Data excerpts
········
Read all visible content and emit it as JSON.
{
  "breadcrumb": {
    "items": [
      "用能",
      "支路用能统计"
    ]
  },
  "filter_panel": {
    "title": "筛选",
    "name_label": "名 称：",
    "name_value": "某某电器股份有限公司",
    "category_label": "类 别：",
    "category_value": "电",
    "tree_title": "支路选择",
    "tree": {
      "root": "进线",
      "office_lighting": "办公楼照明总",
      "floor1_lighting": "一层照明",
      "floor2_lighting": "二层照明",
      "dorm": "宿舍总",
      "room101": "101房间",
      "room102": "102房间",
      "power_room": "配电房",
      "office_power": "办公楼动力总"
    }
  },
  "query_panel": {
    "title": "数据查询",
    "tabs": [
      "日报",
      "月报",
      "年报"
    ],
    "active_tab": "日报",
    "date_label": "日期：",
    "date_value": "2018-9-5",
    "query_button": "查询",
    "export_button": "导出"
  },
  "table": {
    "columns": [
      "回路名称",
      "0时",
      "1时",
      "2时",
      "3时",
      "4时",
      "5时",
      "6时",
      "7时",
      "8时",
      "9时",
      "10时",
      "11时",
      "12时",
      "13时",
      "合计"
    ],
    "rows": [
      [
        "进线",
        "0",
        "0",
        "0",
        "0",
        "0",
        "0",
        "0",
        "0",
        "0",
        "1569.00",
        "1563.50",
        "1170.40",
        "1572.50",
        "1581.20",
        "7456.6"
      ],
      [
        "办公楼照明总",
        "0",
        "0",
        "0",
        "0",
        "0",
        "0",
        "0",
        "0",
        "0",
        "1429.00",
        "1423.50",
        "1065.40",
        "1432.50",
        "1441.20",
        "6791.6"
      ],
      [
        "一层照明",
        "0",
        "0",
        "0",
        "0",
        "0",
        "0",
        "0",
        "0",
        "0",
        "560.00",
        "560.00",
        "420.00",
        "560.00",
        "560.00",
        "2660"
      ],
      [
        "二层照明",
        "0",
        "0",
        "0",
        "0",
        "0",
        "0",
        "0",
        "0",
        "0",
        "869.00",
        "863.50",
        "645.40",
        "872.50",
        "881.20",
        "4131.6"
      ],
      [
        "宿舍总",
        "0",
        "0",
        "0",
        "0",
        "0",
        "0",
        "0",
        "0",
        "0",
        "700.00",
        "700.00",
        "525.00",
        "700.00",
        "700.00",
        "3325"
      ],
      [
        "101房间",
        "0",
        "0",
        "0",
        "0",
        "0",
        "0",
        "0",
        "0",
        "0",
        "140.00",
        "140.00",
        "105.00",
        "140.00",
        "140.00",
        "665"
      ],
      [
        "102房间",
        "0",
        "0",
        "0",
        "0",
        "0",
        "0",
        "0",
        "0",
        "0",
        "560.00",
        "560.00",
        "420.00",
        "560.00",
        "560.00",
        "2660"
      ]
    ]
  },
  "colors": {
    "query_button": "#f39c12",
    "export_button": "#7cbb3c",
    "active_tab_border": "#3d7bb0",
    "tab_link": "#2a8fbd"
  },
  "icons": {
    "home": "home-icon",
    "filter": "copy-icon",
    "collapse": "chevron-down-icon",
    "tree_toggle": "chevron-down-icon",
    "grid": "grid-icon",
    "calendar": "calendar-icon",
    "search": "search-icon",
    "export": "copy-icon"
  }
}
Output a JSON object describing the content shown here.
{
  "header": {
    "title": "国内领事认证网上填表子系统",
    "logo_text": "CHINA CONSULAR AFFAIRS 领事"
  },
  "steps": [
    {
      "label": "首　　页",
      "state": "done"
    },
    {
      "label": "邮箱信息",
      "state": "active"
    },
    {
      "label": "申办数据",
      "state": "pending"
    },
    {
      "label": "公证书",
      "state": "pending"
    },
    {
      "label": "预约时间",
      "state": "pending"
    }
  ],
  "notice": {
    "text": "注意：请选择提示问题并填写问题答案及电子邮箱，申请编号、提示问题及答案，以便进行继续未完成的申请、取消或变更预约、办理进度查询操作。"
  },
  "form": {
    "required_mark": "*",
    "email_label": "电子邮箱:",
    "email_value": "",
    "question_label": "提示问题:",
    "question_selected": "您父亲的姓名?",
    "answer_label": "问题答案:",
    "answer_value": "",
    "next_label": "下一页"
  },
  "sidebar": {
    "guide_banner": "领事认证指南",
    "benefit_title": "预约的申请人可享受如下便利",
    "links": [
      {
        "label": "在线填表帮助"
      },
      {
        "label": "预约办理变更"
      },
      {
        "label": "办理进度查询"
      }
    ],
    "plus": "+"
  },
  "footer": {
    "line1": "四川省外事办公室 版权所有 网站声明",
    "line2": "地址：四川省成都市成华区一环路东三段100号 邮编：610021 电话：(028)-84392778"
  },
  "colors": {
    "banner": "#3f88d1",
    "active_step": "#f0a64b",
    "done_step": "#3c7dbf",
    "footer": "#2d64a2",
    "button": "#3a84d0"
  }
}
········
## Your goal
Show every line of the records above that contains the word "content".

## The response
Read all visible content and emit it as JSON.
Output a JSON object describing the content shown here.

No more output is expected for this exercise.